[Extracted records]

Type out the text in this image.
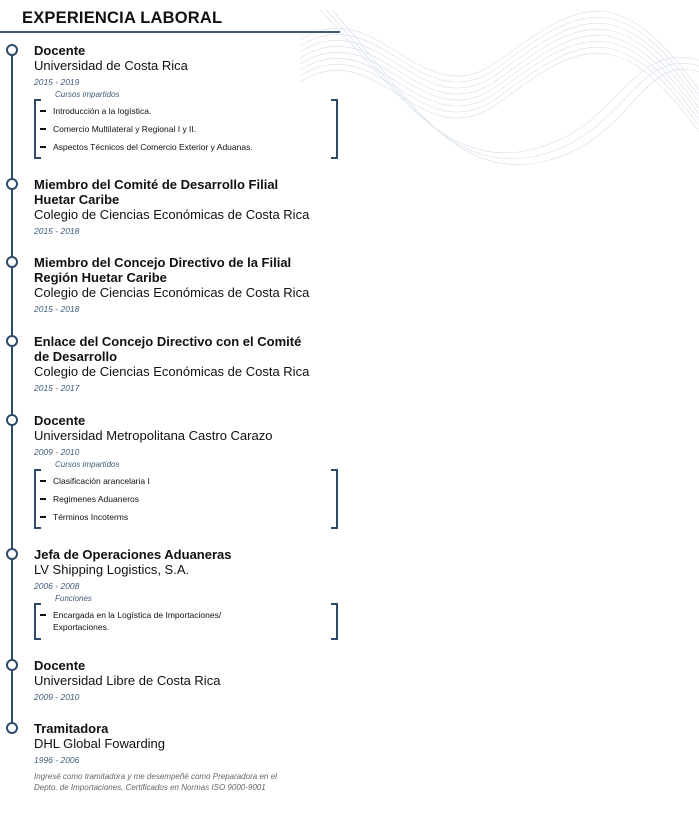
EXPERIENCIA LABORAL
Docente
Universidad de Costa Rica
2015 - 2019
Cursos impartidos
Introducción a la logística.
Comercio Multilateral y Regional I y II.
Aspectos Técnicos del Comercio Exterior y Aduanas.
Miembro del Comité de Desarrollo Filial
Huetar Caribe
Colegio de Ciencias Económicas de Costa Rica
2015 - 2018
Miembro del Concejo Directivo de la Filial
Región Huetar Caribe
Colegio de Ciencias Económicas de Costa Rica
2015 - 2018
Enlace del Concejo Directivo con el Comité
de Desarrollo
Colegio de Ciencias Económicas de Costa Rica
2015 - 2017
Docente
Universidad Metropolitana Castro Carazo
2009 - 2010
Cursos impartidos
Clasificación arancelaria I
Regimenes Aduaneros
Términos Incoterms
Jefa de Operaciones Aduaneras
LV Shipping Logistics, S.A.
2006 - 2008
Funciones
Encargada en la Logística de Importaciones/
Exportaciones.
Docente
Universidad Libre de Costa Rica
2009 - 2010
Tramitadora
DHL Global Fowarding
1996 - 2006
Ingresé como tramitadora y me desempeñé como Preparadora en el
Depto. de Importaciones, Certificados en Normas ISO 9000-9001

[Work instructions]: Omit the images and transcribe all of the records above word for word.

[Correct answer]:
Type out the text in this image.
EXPERIENCIA LABORAL
Docente
Universidad de Costa Rica
2015 - 2019
Cursos impartidos
Introducción a la logística.
Comercio Multilateral y Regional I y II.
Aspectos Técnicos del Comercio Exterior y Aduanas.
Miembro del Comité de Desarrollo Filial
Huetar Caribe
Colegio de Ciencias Económicas de Costa Rica
2015 - 2018
Miembro del Concejo Directivo de la Filial
Región Huetar Caribe
Colegio de Ciencias Económicas de Costa Rica
2015 - 2018
Enlace del Concejo Directivo con el Comité
de Desarrollo
Colegio de Ciencias Económicas de Costa Rica
2015 - 2017
Docente
Universidad Metropolitana Castro Carazo
2009 - 2010
Cursos impartidos
Clasificación arancelaria I
Regimenes Aduaneros
Términos Incoterms
Jefa de Operaciones Aduaneras
LV Shipping Logistics, S.A.
2006 - 2008
Funciones
Encargada en la Logística de Importaciones/
Exportaciones.
Docente
Universidad Libre de Costa Rica
2009 - 2010
Tramitadora
DHL Global Fowarding
1996 - 2006
Ingresé como tramitadora y me desempeñé como Preparadora en el
Depto. de Importaciones, Certificados en Normas ISO 9000-9001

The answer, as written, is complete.